Season 2, Episode 30: L.I.P.
Original Air Date: 10/27/73
Written by: Carl Kleinschmitt, Larry Gelbart & Laurence Marks
Directed by: William Wiard
Hawkeye is busy trying to make time with a new nurse, Lt. Hoffman (Corrine Camacho). After the movie, they wander back to her tent, but she rebuffs him, offering him a handshake. Hawkeye looks at her hand in disbelief.
Back in The Swamp, Hawkeye is drowning his sorrows, when a Cpl. Walker comes by, asking for Hawkeye's help.
Walker has a "wife" (a Korean woman who would only sleep with him if they were married, so Walker had the cook perform the ceremony), and a baby. The baby is sick, and Hawkeye diagnoses it as colic.
Walker also tells him another problem he has--he's being shipped out in a few weeks, and he doesn't want to leave his wife and kid behind. He asks Hawkeye for help.

**Records supplied**.
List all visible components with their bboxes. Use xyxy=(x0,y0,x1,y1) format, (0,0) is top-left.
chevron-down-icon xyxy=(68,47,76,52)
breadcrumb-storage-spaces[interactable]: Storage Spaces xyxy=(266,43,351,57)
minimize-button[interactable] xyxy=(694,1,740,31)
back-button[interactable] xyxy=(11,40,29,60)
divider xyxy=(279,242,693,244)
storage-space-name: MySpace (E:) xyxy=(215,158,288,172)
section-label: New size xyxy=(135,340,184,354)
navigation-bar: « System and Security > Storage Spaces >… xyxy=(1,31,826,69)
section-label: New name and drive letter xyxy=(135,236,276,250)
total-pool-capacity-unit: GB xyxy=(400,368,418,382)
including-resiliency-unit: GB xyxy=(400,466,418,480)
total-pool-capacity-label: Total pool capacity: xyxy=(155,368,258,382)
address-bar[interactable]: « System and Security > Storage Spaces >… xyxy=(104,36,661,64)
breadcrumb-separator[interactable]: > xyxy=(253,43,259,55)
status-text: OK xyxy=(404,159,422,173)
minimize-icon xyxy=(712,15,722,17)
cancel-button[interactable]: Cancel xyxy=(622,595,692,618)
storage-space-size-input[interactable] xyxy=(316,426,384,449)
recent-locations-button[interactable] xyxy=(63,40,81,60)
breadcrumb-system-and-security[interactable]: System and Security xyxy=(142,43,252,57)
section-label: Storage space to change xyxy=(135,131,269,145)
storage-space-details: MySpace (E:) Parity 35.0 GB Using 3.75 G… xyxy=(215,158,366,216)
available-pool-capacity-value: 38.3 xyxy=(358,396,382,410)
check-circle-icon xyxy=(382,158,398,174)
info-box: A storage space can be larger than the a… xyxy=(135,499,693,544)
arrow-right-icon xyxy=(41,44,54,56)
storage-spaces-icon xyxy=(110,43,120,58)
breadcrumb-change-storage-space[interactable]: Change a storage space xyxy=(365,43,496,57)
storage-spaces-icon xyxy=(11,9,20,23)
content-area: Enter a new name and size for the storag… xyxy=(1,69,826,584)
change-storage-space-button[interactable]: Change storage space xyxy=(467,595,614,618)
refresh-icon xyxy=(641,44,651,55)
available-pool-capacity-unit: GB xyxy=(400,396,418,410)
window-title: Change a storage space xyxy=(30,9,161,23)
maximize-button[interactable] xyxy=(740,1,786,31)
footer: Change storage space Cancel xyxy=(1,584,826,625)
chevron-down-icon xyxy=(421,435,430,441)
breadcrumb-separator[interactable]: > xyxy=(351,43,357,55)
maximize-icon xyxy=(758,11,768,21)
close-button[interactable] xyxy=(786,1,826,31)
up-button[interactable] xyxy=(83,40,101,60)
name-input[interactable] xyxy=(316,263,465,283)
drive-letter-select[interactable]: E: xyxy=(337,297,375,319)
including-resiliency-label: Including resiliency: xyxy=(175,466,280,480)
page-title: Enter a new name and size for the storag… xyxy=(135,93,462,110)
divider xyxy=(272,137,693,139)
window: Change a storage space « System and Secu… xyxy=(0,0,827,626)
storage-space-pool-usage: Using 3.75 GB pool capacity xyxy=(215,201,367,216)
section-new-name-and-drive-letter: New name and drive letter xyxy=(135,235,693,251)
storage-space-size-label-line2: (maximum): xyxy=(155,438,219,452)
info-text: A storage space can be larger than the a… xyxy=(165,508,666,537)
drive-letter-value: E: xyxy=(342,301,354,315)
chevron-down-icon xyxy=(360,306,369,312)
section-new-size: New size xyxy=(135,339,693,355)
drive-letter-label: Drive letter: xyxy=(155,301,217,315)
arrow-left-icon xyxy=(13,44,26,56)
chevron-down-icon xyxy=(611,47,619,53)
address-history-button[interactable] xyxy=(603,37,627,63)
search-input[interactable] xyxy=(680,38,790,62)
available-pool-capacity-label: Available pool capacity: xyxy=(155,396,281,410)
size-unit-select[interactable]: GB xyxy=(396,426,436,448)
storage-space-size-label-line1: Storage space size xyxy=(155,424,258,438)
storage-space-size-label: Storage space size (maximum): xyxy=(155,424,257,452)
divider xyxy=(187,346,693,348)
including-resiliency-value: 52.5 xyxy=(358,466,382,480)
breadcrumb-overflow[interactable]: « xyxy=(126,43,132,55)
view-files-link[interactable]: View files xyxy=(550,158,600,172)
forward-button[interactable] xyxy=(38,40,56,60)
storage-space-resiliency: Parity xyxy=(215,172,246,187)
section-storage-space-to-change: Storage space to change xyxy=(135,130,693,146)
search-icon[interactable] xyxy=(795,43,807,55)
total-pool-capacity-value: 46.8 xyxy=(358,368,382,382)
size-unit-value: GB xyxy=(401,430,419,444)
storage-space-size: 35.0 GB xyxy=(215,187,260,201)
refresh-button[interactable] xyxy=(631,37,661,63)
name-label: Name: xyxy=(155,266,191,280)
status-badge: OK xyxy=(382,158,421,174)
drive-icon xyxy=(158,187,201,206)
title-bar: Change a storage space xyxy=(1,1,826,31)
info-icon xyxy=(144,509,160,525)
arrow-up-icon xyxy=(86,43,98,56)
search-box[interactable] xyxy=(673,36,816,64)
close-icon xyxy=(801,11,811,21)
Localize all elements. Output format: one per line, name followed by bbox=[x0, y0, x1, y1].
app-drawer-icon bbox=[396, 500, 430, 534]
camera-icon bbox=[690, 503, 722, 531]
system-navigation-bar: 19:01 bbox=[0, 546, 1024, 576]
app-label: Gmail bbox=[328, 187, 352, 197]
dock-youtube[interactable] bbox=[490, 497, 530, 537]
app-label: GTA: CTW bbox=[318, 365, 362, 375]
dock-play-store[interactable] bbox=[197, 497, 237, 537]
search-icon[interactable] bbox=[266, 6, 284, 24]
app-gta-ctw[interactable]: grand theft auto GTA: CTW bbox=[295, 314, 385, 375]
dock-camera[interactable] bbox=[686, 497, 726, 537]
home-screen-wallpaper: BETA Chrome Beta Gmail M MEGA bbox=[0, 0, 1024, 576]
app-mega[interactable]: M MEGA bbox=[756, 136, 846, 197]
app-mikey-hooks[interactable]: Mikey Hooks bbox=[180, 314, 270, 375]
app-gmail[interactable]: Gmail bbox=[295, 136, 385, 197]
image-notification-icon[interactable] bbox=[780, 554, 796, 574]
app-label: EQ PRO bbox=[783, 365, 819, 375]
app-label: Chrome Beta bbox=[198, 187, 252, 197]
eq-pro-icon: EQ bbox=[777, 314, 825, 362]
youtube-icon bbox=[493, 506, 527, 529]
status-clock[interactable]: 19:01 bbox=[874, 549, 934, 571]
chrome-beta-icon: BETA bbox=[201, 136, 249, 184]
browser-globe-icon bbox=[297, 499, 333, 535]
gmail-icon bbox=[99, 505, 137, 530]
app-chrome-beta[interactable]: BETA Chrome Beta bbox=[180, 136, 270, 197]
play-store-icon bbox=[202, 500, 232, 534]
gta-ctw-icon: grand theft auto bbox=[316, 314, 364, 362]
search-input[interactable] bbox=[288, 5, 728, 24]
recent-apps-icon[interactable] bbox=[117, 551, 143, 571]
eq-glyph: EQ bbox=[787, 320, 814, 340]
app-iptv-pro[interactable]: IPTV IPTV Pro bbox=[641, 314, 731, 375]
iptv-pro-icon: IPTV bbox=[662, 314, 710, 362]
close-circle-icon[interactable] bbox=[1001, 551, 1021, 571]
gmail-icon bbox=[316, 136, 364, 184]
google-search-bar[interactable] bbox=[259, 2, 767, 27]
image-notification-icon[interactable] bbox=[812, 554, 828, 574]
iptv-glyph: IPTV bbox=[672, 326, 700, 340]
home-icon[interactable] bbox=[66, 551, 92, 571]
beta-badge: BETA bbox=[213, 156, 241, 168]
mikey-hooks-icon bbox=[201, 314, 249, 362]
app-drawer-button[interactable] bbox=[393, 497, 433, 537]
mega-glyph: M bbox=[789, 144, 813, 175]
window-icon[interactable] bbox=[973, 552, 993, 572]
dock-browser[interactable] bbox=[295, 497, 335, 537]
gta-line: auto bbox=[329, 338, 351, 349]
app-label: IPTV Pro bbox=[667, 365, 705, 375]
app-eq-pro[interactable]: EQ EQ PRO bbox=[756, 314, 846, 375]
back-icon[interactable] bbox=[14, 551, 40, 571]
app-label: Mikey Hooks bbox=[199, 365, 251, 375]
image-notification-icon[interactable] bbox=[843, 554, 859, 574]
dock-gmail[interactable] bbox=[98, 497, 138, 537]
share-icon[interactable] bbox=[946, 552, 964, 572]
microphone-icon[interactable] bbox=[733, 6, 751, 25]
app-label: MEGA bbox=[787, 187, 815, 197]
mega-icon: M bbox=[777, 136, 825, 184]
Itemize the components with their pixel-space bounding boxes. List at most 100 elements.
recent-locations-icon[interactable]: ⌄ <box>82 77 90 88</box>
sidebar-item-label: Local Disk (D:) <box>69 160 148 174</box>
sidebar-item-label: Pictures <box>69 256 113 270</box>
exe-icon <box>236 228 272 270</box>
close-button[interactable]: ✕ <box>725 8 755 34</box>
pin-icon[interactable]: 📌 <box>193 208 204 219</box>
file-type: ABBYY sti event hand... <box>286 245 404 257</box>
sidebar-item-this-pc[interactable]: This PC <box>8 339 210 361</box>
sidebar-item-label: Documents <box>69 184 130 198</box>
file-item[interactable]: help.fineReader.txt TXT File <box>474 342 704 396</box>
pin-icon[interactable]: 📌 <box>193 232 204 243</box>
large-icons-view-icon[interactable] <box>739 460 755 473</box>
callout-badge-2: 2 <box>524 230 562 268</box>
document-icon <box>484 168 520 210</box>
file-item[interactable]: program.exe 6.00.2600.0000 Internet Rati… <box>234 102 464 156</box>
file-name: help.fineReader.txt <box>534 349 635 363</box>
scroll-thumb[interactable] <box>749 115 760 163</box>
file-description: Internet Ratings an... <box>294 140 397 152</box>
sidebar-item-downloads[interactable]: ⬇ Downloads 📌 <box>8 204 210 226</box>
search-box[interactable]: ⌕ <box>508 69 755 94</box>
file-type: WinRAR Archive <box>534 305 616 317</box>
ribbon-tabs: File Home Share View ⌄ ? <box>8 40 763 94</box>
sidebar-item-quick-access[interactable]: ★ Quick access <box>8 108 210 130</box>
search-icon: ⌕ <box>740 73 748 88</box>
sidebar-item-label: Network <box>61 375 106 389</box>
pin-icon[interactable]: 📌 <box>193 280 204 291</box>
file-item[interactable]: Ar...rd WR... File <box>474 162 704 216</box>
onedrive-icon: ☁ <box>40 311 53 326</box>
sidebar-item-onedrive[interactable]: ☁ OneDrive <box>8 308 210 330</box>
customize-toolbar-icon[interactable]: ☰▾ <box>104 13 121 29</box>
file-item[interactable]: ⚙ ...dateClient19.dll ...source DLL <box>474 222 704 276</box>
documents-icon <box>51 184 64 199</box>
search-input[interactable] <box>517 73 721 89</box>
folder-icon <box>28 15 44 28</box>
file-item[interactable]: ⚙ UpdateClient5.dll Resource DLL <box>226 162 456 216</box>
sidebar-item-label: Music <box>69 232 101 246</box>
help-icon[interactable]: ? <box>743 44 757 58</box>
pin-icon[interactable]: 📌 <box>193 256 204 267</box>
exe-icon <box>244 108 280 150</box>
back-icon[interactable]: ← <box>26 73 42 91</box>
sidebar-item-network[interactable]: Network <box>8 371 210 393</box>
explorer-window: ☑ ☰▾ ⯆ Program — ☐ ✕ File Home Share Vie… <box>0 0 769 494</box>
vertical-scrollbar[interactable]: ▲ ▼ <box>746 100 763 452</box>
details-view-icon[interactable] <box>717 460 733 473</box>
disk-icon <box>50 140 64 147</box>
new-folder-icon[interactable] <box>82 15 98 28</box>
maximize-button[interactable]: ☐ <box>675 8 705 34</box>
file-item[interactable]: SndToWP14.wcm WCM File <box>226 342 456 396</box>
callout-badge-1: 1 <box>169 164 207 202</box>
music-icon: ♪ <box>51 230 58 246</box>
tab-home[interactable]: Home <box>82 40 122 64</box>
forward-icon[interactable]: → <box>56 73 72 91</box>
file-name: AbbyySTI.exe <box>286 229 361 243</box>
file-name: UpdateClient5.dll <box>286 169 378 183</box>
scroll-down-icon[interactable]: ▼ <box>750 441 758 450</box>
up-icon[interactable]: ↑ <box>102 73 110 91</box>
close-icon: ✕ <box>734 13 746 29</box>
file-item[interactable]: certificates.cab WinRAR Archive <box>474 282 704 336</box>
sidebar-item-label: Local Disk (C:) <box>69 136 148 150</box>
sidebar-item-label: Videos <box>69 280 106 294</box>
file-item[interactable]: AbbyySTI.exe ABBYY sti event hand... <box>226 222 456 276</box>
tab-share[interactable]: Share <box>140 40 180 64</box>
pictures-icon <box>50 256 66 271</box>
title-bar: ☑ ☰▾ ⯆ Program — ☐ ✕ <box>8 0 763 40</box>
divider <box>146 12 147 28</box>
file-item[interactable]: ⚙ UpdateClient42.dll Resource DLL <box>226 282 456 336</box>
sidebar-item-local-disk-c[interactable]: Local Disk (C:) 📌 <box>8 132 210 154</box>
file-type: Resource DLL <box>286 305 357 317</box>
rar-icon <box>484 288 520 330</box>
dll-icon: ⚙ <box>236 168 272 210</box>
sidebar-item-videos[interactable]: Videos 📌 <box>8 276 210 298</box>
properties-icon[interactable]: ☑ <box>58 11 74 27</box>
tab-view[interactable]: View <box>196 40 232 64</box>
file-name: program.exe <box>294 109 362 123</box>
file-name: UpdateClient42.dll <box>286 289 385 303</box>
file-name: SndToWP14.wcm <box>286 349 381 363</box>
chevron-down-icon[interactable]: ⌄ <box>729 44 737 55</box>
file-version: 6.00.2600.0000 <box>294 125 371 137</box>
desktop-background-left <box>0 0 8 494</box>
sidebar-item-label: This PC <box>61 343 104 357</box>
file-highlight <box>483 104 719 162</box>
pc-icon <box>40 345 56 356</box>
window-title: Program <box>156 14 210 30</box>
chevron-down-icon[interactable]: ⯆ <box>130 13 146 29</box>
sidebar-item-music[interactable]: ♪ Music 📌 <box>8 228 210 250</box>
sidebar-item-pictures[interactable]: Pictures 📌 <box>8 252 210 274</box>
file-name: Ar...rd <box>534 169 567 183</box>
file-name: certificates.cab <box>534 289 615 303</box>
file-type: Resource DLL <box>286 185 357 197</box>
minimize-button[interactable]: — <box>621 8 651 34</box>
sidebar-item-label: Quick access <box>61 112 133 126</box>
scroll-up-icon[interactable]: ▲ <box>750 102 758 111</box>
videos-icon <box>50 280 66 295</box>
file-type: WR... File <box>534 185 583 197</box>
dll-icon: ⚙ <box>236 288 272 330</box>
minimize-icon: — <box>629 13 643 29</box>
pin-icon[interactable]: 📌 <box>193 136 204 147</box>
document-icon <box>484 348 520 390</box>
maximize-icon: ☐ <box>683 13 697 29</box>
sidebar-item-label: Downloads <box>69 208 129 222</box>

**Task requirements**.
a. Copy from the L.I.P. episode summary the part that opens with the words containing "Original Air Date: 10/27/73" and closes with "hand in disbelief.".
b. Write what comes next in the L.I.P. episode summary, picking up after its final sentence.

**Solved problems**.
a.
Original Air Date: 10/27/73
Written by: Carl Kleinschmitt, Larry Gelbart & Laurence Marks
Directed by: William Wiard
Hawkeye is busy trying to make time with a new nurse, Lt. Hoffman (Corrine Camacho). After the movie, they wander back to her tent, but she rebuffs him, offering him a handshake. Hawkeye looks at her hand in disbelief.

b.
Hawkeye gets Henry involved, who warns Hawkeye that the Army takes forever to clear all the paperwork, and its a red-tape nightmare.
The next night, Hawkeye has another date with Lt. Hoffman, and he is smitten. She's flirty, talks about loves doing things outdoors, as well as golfing. Hawkeye's in love!
The next day, a Lt. Willis (Burt Young) from C.I.D. arrives to look into the Walker matter. He needs to talk to Hawkeye as well as Walker, and starts asking about Hawkeye's past.
This drags Hawkeye from another date with Lt. Hoffman, and he is none too happy about that. But he dutifully answers Willis' questions, and in so doing let's it slip that Walker and the woman have a baby. Willis flatly denies the marriage application on the spot.
Hawkeye makes apologies to Lt. Hoffman, asking to give him just a little more time. He and Trapper decide to frame Willis--they drug his drink, knocking him out. He wakes up covered in lipstick and women's undergarments, with Hawkeye and Trapper promising they took pictures.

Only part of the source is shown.